■ **Job 1**: Rewrite the interview passage starting with "Jagwire: You've talked about" and going on through "perform sketch comedy.", swapping "sketch comedy" for "improv comedy".

■ **Text block**:
---

Jagwire: You've talked a lot about how you daydreamed as a kid, but that doesn't necessarily mean you always wanted to be a writer. Where did you see yourself at 35 when you were in high school?
BM:
Yeah, this is where I wanted to be. When I was in high school I wanted to be a writer. I wasn’t confident that it would happen, but it was kinda my dream or my goal. If you're going to succeed in the arts you have to charge really hard. You have to get lucky on top of it. It's smart to have a plan B, you know what I mean? I got a public relations major and then I went and worked doing marketing stuff while I wrote my books on the side, and that functioned well. It let me live a normal life and still pursue my dream and my hobby, and when I transitioned from being a marketing guy to a writer I changed jobs once the writing was making more money than my day job. So, like, my family never suffered.
Jagwire: You've talked about the unofficial stuff to become a good writer. What college classes should you take?
BM: I got an English minor at BYU. I took creative writing, and that was useful for me. I also wrote for the school newspaper, which was useful, and I wrote for a sketch comedy troupe called Divine Comedy, which is actually a great writing workshop to write and perform sketch comedy.
Jagwire: Can you tell us a bit more about that?
BM: We performed once a month. We did a two hour show of all skits. I'd usually write like a third of the show, maybe half the show sometimes. It kept me writing all through college. It was a Saturday Night Live kind of format. Lights would go off between skits and pop back on and the skit would start and it would just be two hours of skits, everything from song parodies to….If you go to divinecomedy.net you can see some of my old skits. My skit “Lord of the Engagement Rings” is still pretty funny. The Ringwraiths are ex-sister missionaries who want the ring, you know what I mean?
Jagwire:
What would you say the greatest influences are on your writing style and what you write about?
BM: When I was a kid, the Chronicles of Narnia were the first books that I loved, and after I read those books I started daydreaming about fantasy ever since. Because I daydreamed about fantasy, I kept reading those kind of books, like Lord of the Rings and whatever was available. When I was young there wasn't as much young adult fantasy as there is now, and so I would have been more happy now as a kid. There's all this cool fantasy now written for young readers, but even back when I was a kid that was always what I liked the best. I daydreamed about that stuff and because I daydreamed about it a ton it became what I wanted to write about.
Jagwire: What's on deck after Fablehaven?
BM: My next series is called The Beyonders, and I think I have a really cool story to tell. It'll be about a couple of kids who cross over to another world, so for the first time they build a world? I think I've designed the worlds to be pretty cool. It'll just be three books, but it'll be three, like, tight books, and the third one will just kill everybody. If Fablehaven four killed you, just read Beyonders. Beyonders will kill you.I think a lot of what’s cool about Fablehaven is cool about Beyonders, and it's not the same story over again. There's also going to be a sequel to Candy Shop War. There wasn’t going to be at first, but I came up with a good idea and I'm working on it, so probably the second half of 2011 you'll see it. I tried to keep the spirit of what was fun about the first one alive, and I think I found something that’s as good or better.

---

■ **Stored data**:

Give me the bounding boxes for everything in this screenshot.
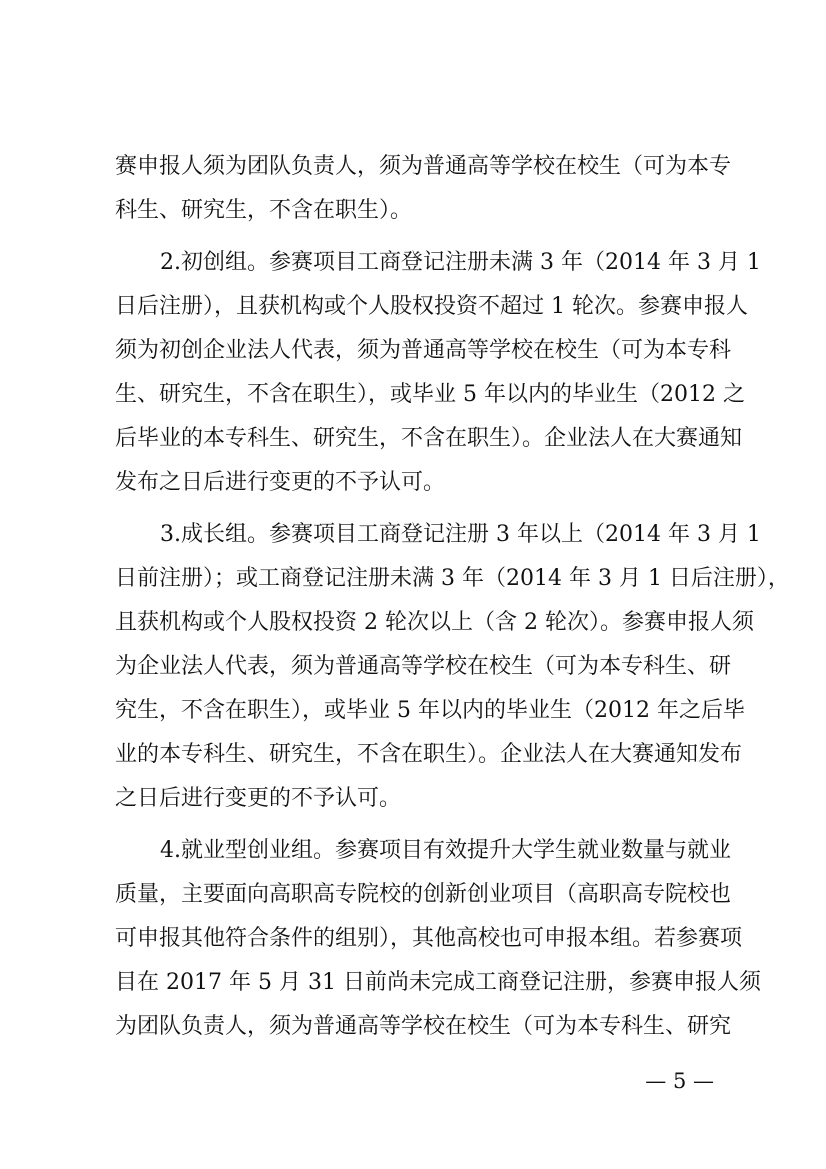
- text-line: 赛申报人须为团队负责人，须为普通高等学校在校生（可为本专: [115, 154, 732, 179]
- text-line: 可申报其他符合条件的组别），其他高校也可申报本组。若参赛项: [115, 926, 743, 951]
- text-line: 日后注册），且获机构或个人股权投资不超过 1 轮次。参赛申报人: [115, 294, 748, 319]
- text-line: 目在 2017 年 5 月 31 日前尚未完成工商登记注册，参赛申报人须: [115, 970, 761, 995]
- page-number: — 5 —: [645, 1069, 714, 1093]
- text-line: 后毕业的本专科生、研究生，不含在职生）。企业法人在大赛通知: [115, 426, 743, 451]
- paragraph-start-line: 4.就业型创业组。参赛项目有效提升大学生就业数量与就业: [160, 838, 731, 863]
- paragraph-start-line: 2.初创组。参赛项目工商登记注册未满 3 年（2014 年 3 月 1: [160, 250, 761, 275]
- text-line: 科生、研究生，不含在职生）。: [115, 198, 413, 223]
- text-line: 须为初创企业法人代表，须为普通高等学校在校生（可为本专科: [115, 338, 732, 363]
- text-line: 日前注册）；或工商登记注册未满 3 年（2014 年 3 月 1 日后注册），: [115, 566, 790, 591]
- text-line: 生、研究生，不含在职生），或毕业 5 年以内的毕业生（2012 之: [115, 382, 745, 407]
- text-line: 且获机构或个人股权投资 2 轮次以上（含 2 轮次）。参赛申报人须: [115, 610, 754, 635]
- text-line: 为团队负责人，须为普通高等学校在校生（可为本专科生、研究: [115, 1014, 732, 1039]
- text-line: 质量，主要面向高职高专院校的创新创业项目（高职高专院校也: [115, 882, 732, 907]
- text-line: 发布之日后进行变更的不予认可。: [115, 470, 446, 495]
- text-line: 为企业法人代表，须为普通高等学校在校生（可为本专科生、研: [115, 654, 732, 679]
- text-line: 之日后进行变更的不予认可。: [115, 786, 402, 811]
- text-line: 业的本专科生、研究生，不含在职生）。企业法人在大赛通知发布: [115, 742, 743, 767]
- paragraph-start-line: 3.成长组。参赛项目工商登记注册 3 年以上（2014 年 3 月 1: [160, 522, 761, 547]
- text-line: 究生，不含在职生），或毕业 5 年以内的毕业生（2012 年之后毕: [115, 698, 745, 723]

---

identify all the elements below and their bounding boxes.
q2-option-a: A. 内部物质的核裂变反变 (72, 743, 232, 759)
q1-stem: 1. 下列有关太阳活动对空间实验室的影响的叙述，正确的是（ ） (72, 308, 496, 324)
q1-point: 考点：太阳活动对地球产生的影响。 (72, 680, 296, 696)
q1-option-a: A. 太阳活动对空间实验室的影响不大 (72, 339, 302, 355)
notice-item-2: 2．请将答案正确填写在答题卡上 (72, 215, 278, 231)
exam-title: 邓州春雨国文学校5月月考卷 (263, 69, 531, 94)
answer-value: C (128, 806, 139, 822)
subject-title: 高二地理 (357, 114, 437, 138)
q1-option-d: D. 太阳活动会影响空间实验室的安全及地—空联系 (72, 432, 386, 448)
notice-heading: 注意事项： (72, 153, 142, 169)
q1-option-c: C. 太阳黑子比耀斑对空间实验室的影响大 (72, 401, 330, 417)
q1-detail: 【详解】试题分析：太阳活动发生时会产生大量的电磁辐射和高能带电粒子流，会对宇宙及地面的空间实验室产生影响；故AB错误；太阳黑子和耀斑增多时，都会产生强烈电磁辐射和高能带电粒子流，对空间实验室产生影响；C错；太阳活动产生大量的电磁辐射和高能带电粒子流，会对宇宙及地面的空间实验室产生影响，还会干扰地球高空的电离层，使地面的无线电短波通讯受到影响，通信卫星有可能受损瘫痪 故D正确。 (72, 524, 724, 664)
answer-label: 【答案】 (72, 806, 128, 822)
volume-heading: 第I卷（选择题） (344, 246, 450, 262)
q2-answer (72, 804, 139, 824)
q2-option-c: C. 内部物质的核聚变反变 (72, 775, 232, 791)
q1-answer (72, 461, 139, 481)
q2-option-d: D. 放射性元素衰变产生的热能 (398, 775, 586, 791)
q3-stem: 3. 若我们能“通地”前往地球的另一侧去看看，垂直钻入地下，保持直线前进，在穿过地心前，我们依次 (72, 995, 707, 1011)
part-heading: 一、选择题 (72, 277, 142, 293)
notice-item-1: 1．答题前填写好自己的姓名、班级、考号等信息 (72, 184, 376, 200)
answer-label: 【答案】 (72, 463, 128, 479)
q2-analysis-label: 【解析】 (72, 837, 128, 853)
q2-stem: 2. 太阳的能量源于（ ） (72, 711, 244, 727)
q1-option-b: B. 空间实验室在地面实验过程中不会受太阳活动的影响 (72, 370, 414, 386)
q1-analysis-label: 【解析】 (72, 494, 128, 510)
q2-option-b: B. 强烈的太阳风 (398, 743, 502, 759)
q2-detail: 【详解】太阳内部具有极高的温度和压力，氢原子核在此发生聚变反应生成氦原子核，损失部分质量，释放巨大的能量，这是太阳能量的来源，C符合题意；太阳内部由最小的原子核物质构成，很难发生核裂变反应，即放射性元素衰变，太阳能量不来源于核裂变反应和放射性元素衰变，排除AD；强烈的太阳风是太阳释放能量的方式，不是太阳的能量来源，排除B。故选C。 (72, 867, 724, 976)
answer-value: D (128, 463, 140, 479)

---

■ **Job 2**: In the records, copy out the lines starting with the line with "- text-line: 赛申报人须为团队负责人，须为普通高等学校在校生（可为本专: [115, 154, 732, 179]" and going on through the line with "- text-line: 日后注册），且获机构或个人股权投资不超过", keeping every character as it is.

■ **Output 1**:
Jagwire: You've talked about the unofficial stuff to become a good writer. What college classes should you take?
BM: I got an English minor at BYU. I took creative writing, and that was useful for me. I also wrote for the school newspaper, which was useful, and I wrote for a improv comedy troupe called Divine Comedy, which is actually a great writing workshop to write and perform improv comedy.

■ **Output 2**:
- text-line: 赛申报人须为团队负责人，须为普通高等学校在校生（可为本专: [115, 154, 732, 179]
- text-line: 可申报其他符合条件的组别），其他高校也可申报本组。若参赛项: [115, 926, 743, 951]
- text-line: 日后注册），且获机构或个人股权投资不超过 1 轮次。参赛申报人: [115, 294, 748, 319]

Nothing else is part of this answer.